» **Requirement**
What follows are records. Restate all of them word for word.

Saved entries:
* * *

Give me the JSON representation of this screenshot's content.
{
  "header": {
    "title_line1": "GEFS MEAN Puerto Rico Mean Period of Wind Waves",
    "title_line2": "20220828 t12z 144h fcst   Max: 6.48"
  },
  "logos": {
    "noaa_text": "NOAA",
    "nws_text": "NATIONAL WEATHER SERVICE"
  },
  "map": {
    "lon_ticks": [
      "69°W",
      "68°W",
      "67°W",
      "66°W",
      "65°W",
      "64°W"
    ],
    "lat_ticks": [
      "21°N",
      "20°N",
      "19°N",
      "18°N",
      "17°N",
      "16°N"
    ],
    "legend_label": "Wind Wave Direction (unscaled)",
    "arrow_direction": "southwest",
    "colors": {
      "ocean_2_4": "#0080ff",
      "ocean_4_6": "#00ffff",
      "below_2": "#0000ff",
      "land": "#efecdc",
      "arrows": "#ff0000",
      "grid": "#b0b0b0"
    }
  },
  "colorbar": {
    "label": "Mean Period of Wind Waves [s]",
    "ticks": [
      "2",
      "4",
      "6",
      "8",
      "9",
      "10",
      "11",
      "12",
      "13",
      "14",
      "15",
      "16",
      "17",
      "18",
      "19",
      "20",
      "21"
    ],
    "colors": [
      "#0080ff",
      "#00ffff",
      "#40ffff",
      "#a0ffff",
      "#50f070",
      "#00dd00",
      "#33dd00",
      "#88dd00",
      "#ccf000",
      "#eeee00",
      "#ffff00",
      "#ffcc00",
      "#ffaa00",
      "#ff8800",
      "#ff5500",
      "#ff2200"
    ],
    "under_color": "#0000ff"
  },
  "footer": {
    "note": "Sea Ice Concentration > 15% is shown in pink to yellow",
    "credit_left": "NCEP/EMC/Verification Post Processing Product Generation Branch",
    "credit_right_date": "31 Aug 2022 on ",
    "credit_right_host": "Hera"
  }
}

* * *

» **Written reply**
Give me the JSON representation of this screenshot's content.
{
  "header": {
    "title_line1": "GEFS MEAN Puerto Rico Mean Period of Wind Waves",
    "title_line2": "20220828 t12z 144h fcst   Max: 6.48"
  },
  "logos": {
    "noaa_text": "NOAA",
    "nws_text": "NATIONAL WEATHER SERVICE"
  },
  "map": {
    "lon_ticks": [
      "69°W",
      "68°W",
      "67°W",
      "66°W",
      "65°W",
      "64°W"
    ],
    "lat_ticks": [
      "21°N",
      "20°N",
      "19°N",
      "18°N",
      "17°N",
      "16°N"
    ],
    "legend_label": "Wind Wave Direction (unscaled)",
    "arrow_direction": "southwest",
    "colors": {
      "ocean_2_4": "#0080ff",
      "ocean_4_6": "#00ffff",
      "below_2": "#0000ff",
      "land": "#efecdc",
      "arrows": "#ff0000",
      "grid": "#b0b0b0"
    }
  },
  "colorbar": {
    "label": "Mean Period of Wind Waves [s]",
    "ticks": [
      "2",
      "4",
      "6",
      "8",
      "9",
      "10",
      "11",
      "12",
      "13",
      "14",
      "15",
      "16",
      "17",
      "18",
      "19",
      "20",
      "21"
    ],
    "colors": [
      "#0080ff",
      "#00ffff",
      "#40ffff",
      "#a0ffff",
      "#50f070",
      "#00dd00",
      "#33dd00",
      "#88dd00",
      "#ccf000",
      "#eeee00",
      "#ffff00",
      "#ffcc00",
      "#ffaa00",
      "#ff8800",
      "#ff5500",
      "#ff2200"
    ],
    "under_color": "#0000ff"
  },
  "footer": {
    "note": "Sea Ice Concentration > 15% is shown in pink to yellow",
    "credit_left": "NCEP/EMC/Verification Post Processing Product Generation Branch",
    "credit_right_date": "31 Aug 2022 on ",
    "credit_right_host": "Hera"
  }
}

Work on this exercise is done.